■ TASK DETAILS:
State how many lines of the entries hold the string "Languages", and output nothing but that count.

── DATA SUPPLIED ──

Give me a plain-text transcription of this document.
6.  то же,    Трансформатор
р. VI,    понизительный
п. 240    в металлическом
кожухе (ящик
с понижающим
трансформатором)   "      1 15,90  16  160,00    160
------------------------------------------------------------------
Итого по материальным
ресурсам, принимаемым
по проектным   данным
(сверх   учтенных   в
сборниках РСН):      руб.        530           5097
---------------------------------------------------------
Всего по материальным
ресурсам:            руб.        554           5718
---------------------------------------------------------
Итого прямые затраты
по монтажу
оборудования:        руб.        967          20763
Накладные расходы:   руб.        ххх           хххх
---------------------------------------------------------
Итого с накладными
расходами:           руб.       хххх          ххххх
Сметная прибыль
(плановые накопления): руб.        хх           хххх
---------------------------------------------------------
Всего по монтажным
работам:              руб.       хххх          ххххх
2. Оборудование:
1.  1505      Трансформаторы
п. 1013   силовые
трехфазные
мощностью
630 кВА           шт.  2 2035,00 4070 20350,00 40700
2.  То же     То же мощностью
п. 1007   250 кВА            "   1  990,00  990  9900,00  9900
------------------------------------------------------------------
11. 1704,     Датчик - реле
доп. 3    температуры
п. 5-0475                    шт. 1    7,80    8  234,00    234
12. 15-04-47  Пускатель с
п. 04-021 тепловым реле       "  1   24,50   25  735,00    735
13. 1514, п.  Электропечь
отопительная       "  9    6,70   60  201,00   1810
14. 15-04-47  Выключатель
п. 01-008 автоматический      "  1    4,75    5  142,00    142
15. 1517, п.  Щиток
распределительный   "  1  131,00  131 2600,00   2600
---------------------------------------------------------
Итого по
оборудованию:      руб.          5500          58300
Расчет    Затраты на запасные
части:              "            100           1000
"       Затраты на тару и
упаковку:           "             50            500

───
── DATA SUPPLIED ──

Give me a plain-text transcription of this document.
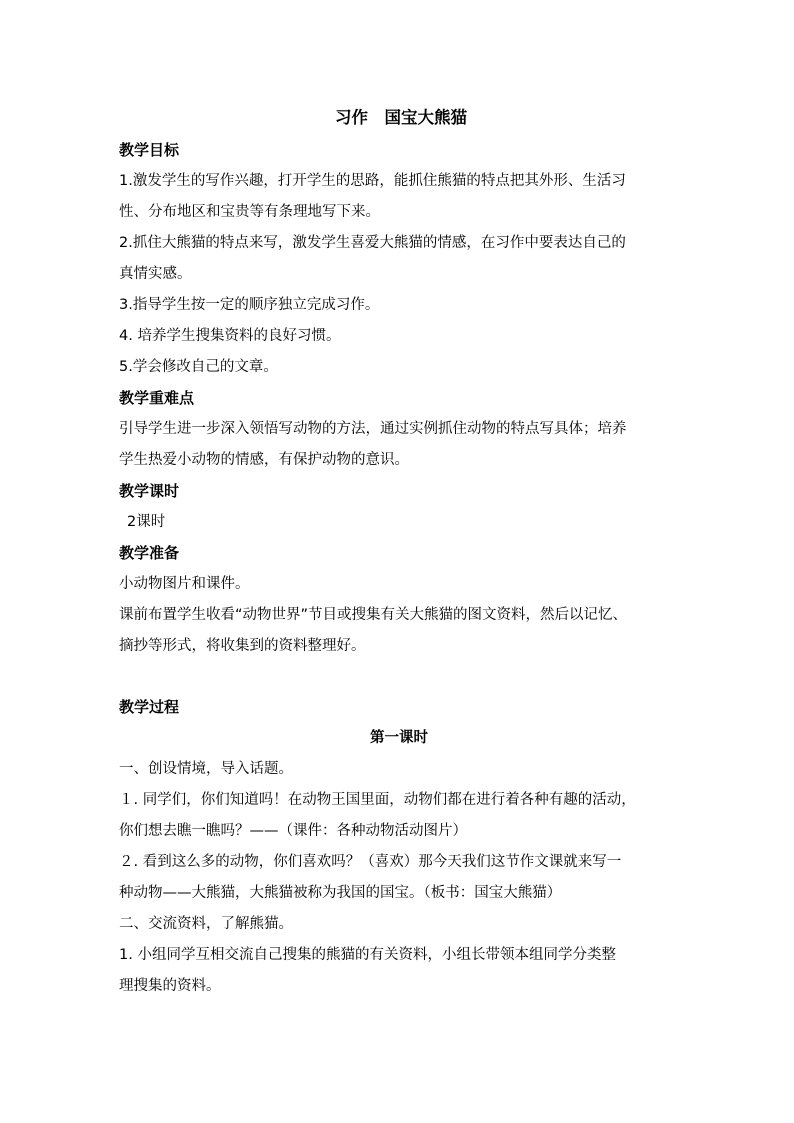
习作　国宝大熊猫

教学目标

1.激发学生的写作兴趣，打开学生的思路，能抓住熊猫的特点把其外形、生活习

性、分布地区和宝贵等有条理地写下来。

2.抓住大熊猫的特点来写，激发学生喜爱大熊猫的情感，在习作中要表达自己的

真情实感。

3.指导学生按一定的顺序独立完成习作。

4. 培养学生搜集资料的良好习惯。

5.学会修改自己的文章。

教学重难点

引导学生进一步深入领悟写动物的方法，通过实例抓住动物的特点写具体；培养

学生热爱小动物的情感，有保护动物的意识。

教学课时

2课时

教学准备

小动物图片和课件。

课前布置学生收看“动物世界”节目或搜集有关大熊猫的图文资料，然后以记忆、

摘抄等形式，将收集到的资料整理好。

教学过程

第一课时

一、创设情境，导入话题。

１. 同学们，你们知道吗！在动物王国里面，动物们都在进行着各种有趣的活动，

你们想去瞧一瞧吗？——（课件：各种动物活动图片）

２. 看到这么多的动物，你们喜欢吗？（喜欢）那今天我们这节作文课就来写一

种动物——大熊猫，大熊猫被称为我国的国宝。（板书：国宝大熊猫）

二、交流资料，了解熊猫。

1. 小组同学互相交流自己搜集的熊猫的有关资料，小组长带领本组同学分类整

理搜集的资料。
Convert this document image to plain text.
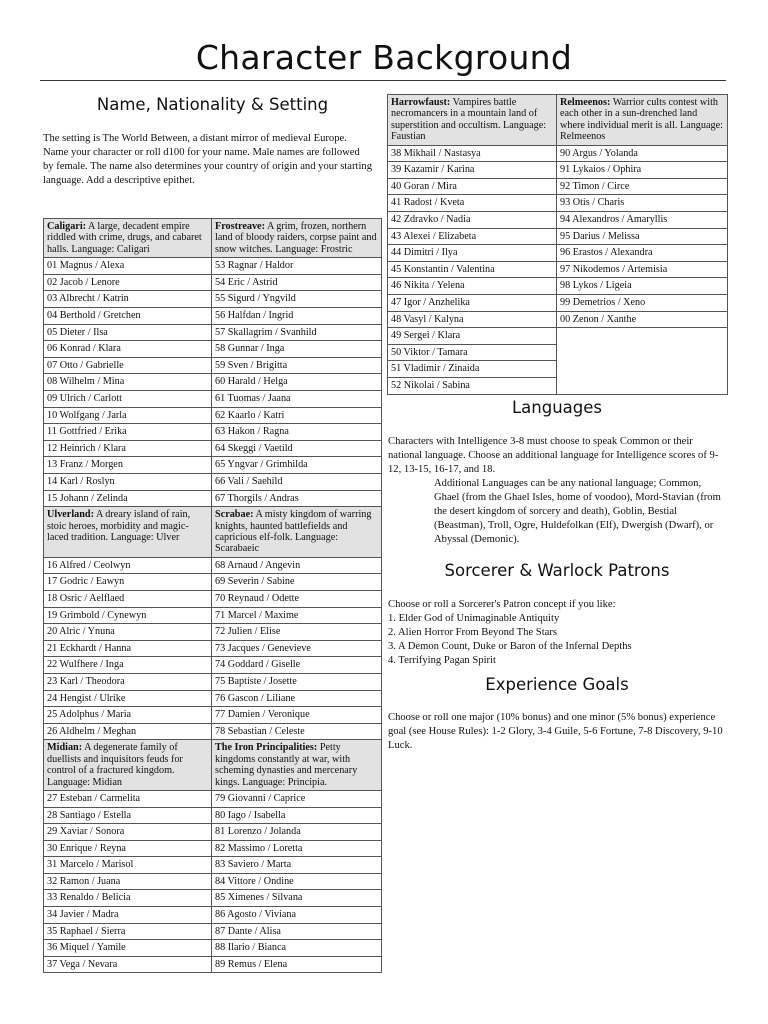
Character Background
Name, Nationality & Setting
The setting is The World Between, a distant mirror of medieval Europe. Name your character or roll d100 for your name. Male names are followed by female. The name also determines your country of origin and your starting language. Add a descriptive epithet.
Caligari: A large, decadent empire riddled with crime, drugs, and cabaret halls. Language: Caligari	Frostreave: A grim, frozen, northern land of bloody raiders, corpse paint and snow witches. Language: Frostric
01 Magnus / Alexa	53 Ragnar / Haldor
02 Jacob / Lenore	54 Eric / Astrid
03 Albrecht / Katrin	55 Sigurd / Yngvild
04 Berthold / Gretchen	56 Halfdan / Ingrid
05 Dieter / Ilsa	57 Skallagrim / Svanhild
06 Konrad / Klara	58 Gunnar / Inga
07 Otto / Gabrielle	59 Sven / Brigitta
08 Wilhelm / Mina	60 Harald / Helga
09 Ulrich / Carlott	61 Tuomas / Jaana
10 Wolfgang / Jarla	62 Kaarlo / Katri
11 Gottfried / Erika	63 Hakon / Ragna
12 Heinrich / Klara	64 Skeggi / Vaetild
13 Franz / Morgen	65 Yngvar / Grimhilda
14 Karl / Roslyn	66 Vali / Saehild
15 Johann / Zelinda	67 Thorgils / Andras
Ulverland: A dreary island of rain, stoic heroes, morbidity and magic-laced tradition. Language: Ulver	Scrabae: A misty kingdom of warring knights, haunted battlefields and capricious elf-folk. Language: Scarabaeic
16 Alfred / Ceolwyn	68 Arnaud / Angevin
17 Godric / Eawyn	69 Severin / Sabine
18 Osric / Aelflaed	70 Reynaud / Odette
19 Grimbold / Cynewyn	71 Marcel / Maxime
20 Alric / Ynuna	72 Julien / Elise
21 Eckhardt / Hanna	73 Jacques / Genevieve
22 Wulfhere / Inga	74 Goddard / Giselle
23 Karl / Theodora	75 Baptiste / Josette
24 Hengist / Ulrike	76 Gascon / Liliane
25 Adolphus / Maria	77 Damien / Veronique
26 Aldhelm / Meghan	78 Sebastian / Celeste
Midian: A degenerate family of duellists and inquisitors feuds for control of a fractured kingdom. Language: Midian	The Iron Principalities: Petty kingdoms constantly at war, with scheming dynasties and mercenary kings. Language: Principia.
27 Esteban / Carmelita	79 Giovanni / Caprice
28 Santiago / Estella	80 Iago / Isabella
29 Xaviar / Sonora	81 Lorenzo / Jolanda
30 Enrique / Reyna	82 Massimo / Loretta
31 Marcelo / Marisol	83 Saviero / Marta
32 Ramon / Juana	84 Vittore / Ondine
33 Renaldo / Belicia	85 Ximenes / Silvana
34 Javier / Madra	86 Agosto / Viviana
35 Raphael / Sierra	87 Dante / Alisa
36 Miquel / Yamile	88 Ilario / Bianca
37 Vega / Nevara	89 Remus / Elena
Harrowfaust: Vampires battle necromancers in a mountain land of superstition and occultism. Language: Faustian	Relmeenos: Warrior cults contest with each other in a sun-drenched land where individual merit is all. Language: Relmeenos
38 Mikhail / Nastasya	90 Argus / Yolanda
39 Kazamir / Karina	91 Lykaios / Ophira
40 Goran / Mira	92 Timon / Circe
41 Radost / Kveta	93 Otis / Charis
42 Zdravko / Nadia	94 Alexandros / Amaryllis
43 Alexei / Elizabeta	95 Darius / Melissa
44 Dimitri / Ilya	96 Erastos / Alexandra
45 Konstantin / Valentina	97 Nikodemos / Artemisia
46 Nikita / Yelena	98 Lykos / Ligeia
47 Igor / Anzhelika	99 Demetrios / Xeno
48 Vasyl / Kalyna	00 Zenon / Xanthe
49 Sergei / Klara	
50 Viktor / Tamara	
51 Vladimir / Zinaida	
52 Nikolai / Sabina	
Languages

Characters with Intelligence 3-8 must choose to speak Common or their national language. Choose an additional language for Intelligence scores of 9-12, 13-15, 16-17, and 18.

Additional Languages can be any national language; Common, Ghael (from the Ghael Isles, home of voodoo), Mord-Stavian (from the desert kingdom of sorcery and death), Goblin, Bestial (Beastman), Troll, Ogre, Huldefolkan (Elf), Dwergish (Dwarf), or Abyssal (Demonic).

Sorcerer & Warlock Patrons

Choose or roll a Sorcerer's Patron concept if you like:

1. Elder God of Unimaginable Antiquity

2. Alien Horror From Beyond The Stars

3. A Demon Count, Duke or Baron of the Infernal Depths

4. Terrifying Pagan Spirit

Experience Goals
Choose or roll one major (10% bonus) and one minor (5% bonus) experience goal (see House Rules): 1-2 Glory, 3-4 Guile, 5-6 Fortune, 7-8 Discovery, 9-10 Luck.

───
── DATA SUPPLIED ──

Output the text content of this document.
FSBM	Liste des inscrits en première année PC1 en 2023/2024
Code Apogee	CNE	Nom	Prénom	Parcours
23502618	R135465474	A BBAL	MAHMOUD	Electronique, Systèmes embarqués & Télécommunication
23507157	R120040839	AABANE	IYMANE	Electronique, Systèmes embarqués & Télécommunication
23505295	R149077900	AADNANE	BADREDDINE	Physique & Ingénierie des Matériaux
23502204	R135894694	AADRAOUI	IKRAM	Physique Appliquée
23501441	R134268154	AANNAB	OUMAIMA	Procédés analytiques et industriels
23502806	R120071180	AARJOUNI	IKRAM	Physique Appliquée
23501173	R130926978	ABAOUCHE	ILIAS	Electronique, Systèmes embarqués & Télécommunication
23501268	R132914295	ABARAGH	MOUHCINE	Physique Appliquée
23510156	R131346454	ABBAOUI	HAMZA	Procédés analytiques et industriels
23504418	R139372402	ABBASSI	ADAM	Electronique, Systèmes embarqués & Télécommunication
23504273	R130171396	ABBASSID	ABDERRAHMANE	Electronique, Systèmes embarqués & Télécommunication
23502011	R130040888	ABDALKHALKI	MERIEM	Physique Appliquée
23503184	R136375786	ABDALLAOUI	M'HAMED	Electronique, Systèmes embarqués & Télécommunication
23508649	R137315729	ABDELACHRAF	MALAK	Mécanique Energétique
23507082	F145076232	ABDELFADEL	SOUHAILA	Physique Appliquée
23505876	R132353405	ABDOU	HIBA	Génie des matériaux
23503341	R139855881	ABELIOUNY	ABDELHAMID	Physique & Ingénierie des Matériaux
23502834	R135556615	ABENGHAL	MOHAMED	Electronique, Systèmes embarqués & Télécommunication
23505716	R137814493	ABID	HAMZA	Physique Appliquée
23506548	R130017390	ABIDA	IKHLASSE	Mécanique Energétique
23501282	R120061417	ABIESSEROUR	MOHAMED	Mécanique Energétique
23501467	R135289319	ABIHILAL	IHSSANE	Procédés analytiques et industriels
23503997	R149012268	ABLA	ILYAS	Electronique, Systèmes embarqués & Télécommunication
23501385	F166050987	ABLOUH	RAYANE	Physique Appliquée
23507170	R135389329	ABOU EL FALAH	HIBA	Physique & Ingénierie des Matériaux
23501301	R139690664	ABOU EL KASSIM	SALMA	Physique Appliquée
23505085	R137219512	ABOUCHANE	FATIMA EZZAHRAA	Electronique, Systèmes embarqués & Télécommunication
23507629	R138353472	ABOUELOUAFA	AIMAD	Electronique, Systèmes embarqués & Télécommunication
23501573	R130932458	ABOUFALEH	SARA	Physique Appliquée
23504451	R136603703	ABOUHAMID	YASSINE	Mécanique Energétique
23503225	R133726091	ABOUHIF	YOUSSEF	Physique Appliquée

───

■ TASK SOLUTION:
2